## [PROBLEM TO WORK ON]
Copy the stretch from the line containing "value-cell: 30.5 — [664, 248, 741, 266]" through the line containing "value-cell: 30.5 — [664, 231, 741, 249]" from the records below, keeping every line unchanged.

## [MATERIAL]

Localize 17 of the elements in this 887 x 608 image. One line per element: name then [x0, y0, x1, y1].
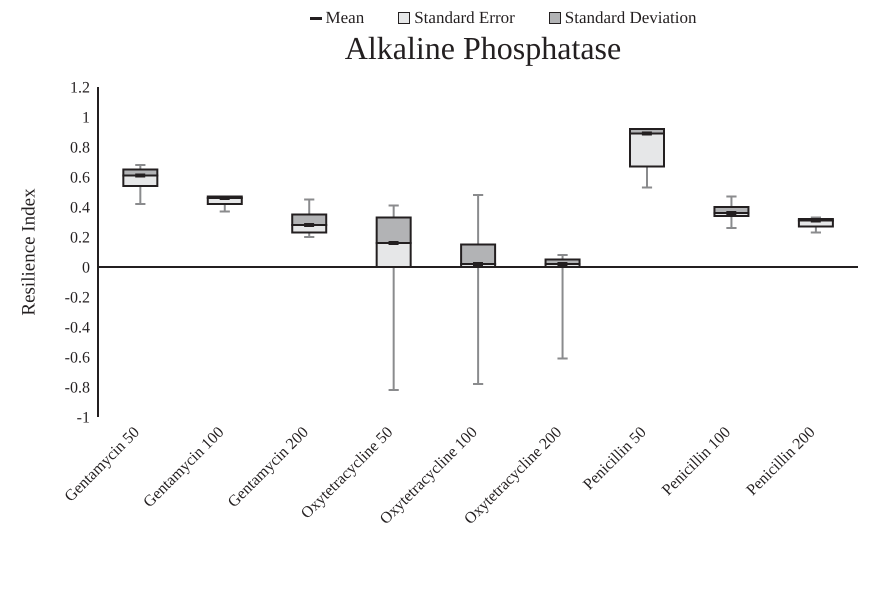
- y-axis-title: Resilience Index: [18, 188, 40, 316]
- legend-label: Standard Error: [414, 8, 515, 28]
- y-tick-label: -0.4: [64, 320, 90, 337]
- y-tick-label: 1: [82, 110, 90, 127]
- legend-label: Mean: [326, 8, 364, 28]
- y-tick-label: -1: [76, 410, 90, 427]
- y-tick-label: 0.2: [70, 230, 90, 247]
- y-tick-label: -0.8: [64, 380, 90, 397]
- y-tick-label: -0.6: [64, 350, 90, 367]
- y-tick-label: 1.2: [70, 80, 90, 97]
- y-tick-label: 0.4: [70, 200, 90, 217]
- y-tick-label: 0.6: [70, 170, 90, 187]
- y-tick-label: 0.8: [70, 140, 90, 157]
- y-tick-label: 0: [82, 260, 90, 277]
- chart-title: Alkaline Phosphatase: [344, 30, 622, 67]
- legend-label: Standard Deviation: [564, 8, 696, 28]
- y-tick-label: -0.2: [64, 290, 90, 307]
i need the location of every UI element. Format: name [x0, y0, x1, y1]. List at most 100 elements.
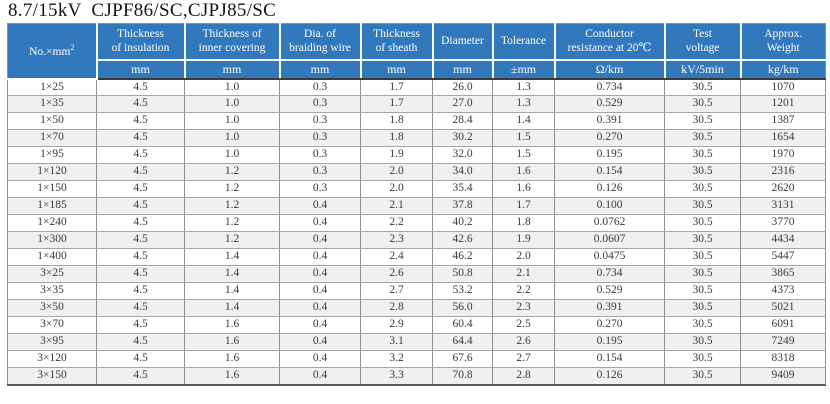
value-cell: 30.5 — [664, 248, 741, 266]
table-row: 3×35 4.5 1.4 0.4 2.7 53.2 2.2 0.529 30.5 4373 — [7, 282, 826, 300]
table-row: 3×50 4.5 1.4 0.4 2.8 56.0 2.3 0.391 30.5 5021 — [7, 299, 826, 317]
column-header-size: No.×mm2 — [7, 23, 98, 80]
value-cell: 0.3 — [279, 78, 361, 96]
value-cell: 1.0 — [184, 146, 280, 164]
unit-diameter: mm — [432, 59, 494, 80]
unit-tolerance: ±mm — [492, 59, 556, 80]
size-cell: 3×50 — [7, 299, 97, 317]
value-cell: 0.4 — [279, 197, 361, 215]
value-cell: 1.4 — [184, 248, 280, 266]
table-row: 1×35 4.5 1.0 0.3 1.7 27.0 1.3 0.529 30.5 1201 — [7, 95, 826, 113]
value-cell: 5021 — [740, 299, 826, 317]
unit-test-voltage: kV/5min — [664, 59, 742, 80]
value-cell: 0.154 — [554, 350, 665, 368]
value-cell: 4.5 — [96, 146, 185, 164]
column-header-test-voltage: Test voltage — [664, 23, 742, 61]
size-cell: 1×95 — [7, 146, 97, 164]
value-cell: 4.5 — [96, 316, 185, 334]
size-cell: 1×35 — [7, 95, 97, 113]
value-cell: 1.6 — [184, 333, 280, 351]
size-cell: 1×300 — [7, 231, 97, 249]
value-cell: 30.5 — [664, 129, 741, 147]
table-row: 1×150 4.5 1.2 0.3 2.0 35.4 1.6 0.126 30.5 2620 — [7, 180, 826, 198]
value-cell: 1.8 — [360, 129, 433, 147]
value-cell: 28.4 — [432, 112, 493, 130]
value-cell: 35.4 — [432, 180, 493, 198]
value-cell: 5447 — [740, 248, 826, 266]
value-cell: 2.3 — [492, 299, 555, 317]
value-cell: 0.3 — [279, 163, 361, 181]
value-cell: 1.4 — [184, 299, 280, 317]
value-cell: 2.5 — [492, 316, 555, 334]
value-cell: 0.4 — [279, 299, 361, 317]
value-cell: 30.5 — [664, 282, 741, 300]
cable-spec-table: No.×mm2 Thickness of insulation Thicknes… — [7, 23, 826, 386]
value-cell: 0.100 — [554, 197, 665, 215]
column-header-weight: Approx. Weight — [740, 23, 826, 61]
value-cell: 1.6 — [492, 163, 555, 181]
value-cell: 8318 — [740, 350, 826, 368]
value-cell: 30.5 — [664, 265, 741, 283]
value-cell: 4.5 — [96, 163, 185, 181]
size-cell: 3×35 — [7, 282, 97, 300]
value-cell: 0.734 — [554, 265, 665, 283]
value-cell: 30.5 — [664, 367, 741, 385]
table-row: 1×70 4.5 1.0 0.3 1.8 30.2 1.5 0.270 30.5 1654 — [7, 129, 826, 147]
value-cell: 1.6 — [492, 180, 555, 198]
size-cell: 1×185 — [7, 197, 97, 215]
column-header-insulation: Thickness of insulation — [96, 23, 186, 61]
value-cell: 30.5 — [664, 231, 741, 249]
value-cell: 0.270 — [554, 316, 665, 334]
value-cell: 1.7 — [360, 95, 433, 113]
value-cell: 30.2 — [432, 129, 493, 147]
value-cell: 0.0762 — [554, 214, 665, 232]
value-cell: 50.8 — [432, 265, 493, 283]
value-cell: 32.0 — [432, 146, 493, 164]
value-cell: 4.5 — [96, 265, 185, 283]
value-cell: 0.3 — [279, 146, 361, 164]
value-cell: 4.5 — [96, 214, 185, 232]
value-cell: 26.0 — [432, 78, 493, 96]
value-cell: 1654 — [740, 129, 826, 147]
column-header-resistance: Conductor resistance at 20℃ — [554, 23, 666, 61]
table-row: 1×400 4.5 1.4 0.4 2.4 46.2 2.0 0.0475 30.5 5447 — [7, 248, 826, 266]
table-row: 1×50 4.5 1.0 0.3 1.8 28.4 1.4 0.391 30.5 1387 — [7, 112, 826, 130]
value-cell: 4.5 — [96, 350, 185, 368]
value-cell: 1201 — [740, 95, 826, 113]
value-cell: 4.5 — [96, 333, 185, 351]
value-cell: 1387 — [740, 112, 826, 130]
value-cell: 3865 — [740, 265, 826, 283]
value-cell: 0.4 — [279, 214, 361, 232]
value-cell: 34.0 — [432, 163, 493, 181]
value-cell: 1.4 — [492, 112, 555, 130]
column-header-sheath: Thickness of sheath — [360, 23, 434, 61]
value-cell: 30.5 — [664, 95, 741, 113]
value-cell: 30.5 — [664, 333, 741, 351]
unit-braiding-wire: mm — [279, 59, 362, 80]
unit-insulation: mm — [96, 59, 186, 80]
unit-resistance: Ω/km — [554, 59, 666, 80]
value-cell: 1970 — [740, 146, 826, 164]
size-cell: 3×150 — [7, 367, 97, 385]
value-cell: 2.0 — [360, 180, 433, 198]
value-cell: 1.4 — [184, 282, 280, 300]
size-cell: 3×95 — [7, 333, 97, 351]
size-cell: 1×150 — [7, 180, 97, 198]
value-cell: 2.2 — [360, 214, 433, 232]
table-header: No.×mm2 Thickness of insulation Thicknes… — [7, 23, 826, 80]
table-row: 1×240 4.5 1.2 0.4 2.2 40.2 1.8 0.0762 30.5 3770 — [7, 214, 826, 232]
table-row: 1×95 4.5 1.0 0.3 1.9 32.0 1.5 0.195 30.5 1970 — [7, 146, 826, 164]
value-cell: 30.5 — [664, 316, 741, 334]
value-cell: 1.2 — [184, 231, 280, 249]
table-row: 1×120 4.5 1.2 0.3 2.0 34.0 1.6 0.154 30.5 2316 — [7, 163, 826, 181]
value-cell: 4.5 — [96, 112, 185, 130]
value-cell: 0.195 — [554, 333, 665, 351]
value-cell: 1.3 — [492, 95, 555, 113]
value-cell: 4.5 — [96, 129, 185, 147]
value-cell: 0.154 — [554, 163, 665, 181]
value-cell: 42.6 — [432, 231, 493, 249]
value-cell: 3.3 — [360, 367, 433, 385]
value-cell: 64.4 — [432, 333, 493, 351]
value-cell: 0.4 — [279, 248, 361, 266]
value-cell: 4.5 — [96, 180, 185, 198]
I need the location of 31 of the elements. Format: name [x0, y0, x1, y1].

## [THE SOLUTION]
value-cell: 30.5 — [664, 248, 741, 266]
table-row: 3×35 4.5 1.4 0.4 2.7 53.2 2.2 0.529 30.5 4373 — [7, 282, 826, 300]
table-row: 3×50 4.5 1.4 0.4 2.8 56.0 2.3 0.391 30.5 5021 — [7, 299, 826, 317]
column-header-size: No.×mm2 — [7, 23, 98, 80]
value-cell: 0.3 — [279, 78, 361, 96]
value-cell: 1.0 — [184, 146, 280, 164]
unit-diameter: mm — [432, 59, 494, 80]
unit-tolerance: ±mm — [492, 59, 556, 80]
size-cell: 3×50 — [7, 299, 97, 317]
value-cell: 0.4 — [279, 197, 361, 215]
value-cell: 1.4 — [184, 248, 280, 266]
table-row: 1×35 4.5 1.0 0.3 1.7 27.0 1.3 0.529 30.5 1201 — [7, 95, 826, 113]
value-cell: 5021 — [740, 299, 826, 317]
unit-test-voltage: kV/5min — [664, 59, 742, 80]
value-cell: 0.154 — [554, 350, 665, 368]
value-cell: 4.5 — [96, 146, 185, 164]
column-header-test-voltage: Test voltage — [664, 23, 742, 61]
size-cell: 1×95 — [7, 146, 97, 164]
value-cell: 4.5 — [96, 316, 185, 334]
size-cell: 1×35 — [7, 95, 97, 113]
value-cell: 1.6 — [184, 333, 280, 351]
size-cell: 1×300 — [7, 231, 97, 249]
value-cell: 30.5 — [664, 129, 741, 147]
table-row: 1×150 4.5 1.2 0.3 2.0 35.4 1.6 0.126 30.5 2620 — [7, 180, 826, 198]
value-cell: 1.8 — [360, 129, 433, 147]
value-cell: 28.4 — [432, 112, 493, 130]
value-cell: 35.4 — [432, 180, 493, 198]
value-cell: 5447 — [740, 248, 826, 266]
value-cell: 2.3 — [492, 299, 555, 317]
value-cell: 0.3 — [279, 163, 361, 181]
value-cell: 1.4 — [184, 299, 280, 317]
value-cell: 2.5 — [492, 316, 555, 334]
value-cell: 0.4 — [279, 299, 361, 317]
value-cell: 30.5 — [664, 282, 741, 300]
cable-spec-table: No.×mm2 Thickness of insulation Thicknes… — [7, 23, 826, 386]
value-cell: 0.100 — [554, 197, 665, 215]
column-header-weight: Approx. Weight — [740, 23, 826, 61]
value-cell: 1.6 — [492, 163, 555, 181]
value-cell: 8318 — [740, 350, 826, 368]
value-cell: 30.5 — [664, 265, 741, 283]
value-cell: 4.5 — [96, 163, 185, 181]
size-cell: 3×35 — [7, 282, 97, 300]
value-cell: 0.734 — [554, 265, 665, 283]
value-cell: 30.5 — [664, 367, 741, 385]
table-row: 1×70 4.5 1.0 0.3 1.8 30.2 1.5 0.270 30.5 1654 — [7, 129, 826, 147]
value-cell: 1.6 — [492, 180, 555, 198]
size-cell: 1×185 — [7, 197, 97, 215]
column-header-insulation: Thickness of insulation — [96, 23, 186, 61]
value-cell: 30.5 — [664, 231, 741, 249]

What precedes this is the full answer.